## Problem description
Report only the number of lines holding "各负其责".
[Start of Input material]
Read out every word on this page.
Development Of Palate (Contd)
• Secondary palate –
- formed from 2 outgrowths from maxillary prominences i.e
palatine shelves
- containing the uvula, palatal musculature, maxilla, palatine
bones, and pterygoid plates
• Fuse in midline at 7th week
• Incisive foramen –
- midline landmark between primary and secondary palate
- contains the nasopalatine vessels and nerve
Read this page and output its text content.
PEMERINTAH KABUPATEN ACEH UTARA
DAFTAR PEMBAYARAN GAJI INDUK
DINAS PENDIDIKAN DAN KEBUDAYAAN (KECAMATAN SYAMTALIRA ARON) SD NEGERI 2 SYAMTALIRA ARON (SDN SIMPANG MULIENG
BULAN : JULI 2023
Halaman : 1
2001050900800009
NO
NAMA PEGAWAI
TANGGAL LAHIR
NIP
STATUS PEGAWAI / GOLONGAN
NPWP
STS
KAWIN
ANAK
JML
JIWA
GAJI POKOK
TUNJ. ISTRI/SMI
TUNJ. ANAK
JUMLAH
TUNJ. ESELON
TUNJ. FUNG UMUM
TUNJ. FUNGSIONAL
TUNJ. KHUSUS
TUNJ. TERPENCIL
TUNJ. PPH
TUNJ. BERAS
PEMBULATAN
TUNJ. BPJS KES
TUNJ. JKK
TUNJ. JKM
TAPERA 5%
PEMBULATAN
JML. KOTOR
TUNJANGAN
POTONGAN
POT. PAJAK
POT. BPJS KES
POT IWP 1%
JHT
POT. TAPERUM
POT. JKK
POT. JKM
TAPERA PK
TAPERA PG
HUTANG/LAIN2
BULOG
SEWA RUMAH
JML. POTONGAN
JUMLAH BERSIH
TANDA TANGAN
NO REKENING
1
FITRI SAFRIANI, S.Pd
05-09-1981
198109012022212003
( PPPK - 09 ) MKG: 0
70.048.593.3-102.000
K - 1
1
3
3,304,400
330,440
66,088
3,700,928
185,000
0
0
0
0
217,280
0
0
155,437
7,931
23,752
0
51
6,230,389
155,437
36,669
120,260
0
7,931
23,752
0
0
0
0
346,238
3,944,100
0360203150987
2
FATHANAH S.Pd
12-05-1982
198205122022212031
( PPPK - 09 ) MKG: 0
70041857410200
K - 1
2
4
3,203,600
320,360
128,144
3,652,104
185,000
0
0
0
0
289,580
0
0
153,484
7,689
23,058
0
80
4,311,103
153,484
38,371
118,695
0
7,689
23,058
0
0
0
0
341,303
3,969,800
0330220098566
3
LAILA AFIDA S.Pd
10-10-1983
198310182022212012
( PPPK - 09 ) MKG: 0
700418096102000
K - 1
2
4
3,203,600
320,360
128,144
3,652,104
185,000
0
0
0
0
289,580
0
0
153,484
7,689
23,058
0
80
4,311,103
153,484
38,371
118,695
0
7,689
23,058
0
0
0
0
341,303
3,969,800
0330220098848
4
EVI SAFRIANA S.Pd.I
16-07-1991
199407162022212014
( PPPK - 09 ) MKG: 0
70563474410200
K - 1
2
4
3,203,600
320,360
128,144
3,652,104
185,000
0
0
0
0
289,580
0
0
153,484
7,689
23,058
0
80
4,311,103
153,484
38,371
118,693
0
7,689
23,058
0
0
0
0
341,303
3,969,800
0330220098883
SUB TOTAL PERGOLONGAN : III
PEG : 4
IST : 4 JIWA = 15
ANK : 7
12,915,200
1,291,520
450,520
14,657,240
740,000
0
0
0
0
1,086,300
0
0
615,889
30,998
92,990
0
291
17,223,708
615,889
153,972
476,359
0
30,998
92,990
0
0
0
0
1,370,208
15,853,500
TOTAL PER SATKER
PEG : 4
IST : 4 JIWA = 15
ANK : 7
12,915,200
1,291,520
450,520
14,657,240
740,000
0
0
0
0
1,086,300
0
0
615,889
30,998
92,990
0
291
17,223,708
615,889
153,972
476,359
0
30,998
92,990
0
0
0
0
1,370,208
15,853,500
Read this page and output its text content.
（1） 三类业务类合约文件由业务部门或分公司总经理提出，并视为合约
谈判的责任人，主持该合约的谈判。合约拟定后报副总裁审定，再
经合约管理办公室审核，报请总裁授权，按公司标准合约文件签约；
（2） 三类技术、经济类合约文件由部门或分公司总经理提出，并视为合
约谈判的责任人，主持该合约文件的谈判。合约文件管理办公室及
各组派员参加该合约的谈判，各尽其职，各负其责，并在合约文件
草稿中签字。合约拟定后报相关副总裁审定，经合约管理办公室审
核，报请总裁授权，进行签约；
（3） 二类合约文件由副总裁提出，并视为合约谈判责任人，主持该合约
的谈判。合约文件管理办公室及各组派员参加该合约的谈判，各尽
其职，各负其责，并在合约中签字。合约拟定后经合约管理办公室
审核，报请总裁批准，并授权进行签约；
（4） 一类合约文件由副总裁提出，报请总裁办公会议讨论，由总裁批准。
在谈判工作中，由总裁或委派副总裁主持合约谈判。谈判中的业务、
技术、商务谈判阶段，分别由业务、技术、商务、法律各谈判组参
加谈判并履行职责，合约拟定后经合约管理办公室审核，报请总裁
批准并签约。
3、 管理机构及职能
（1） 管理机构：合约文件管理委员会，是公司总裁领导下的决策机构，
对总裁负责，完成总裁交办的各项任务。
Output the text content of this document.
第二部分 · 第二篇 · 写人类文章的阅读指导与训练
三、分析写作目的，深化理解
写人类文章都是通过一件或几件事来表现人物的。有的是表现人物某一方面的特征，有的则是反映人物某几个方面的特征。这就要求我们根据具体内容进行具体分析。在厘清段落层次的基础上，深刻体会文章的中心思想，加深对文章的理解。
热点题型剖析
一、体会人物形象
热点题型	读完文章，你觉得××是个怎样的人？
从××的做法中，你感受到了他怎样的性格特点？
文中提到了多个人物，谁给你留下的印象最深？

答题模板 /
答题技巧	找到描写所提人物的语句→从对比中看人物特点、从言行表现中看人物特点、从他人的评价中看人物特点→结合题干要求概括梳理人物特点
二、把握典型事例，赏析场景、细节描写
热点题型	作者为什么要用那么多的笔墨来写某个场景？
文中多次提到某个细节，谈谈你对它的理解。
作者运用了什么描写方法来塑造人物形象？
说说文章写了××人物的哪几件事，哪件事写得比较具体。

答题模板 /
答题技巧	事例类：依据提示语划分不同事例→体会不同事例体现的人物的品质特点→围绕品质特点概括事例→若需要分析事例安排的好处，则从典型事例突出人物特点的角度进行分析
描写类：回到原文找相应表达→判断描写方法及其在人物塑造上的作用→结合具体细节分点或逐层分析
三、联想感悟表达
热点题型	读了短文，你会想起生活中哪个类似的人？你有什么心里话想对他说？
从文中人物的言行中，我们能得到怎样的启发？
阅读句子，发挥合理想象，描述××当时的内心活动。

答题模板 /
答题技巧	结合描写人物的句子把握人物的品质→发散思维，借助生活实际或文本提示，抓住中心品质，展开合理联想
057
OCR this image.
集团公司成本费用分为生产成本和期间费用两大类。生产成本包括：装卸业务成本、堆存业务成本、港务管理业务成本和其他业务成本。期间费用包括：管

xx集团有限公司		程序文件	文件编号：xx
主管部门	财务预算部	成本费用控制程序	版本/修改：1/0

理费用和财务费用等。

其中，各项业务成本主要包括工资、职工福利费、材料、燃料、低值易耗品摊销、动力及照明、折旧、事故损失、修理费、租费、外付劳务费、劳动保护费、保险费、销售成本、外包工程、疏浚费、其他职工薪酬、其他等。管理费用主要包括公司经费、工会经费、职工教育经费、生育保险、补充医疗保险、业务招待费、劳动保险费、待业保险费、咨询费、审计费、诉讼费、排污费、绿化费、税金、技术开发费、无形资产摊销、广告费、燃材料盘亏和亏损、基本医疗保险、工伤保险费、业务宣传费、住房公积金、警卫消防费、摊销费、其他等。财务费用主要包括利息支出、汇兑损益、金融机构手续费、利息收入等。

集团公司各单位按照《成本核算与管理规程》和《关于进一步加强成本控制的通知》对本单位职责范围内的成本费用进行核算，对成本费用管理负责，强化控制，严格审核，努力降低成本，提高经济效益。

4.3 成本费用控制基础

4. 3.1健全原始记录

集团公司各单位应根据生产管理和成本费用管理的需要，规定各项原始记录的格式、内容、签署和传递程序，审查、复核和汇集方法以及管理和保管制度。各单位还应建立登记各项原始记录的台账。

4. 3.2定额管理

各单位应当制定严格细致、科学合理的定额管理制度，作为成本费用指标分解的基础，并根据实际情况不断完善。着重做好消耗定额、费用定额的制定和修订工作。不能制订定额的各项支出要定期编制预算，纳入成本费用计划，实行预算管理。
[End of Input material]
## Task result
2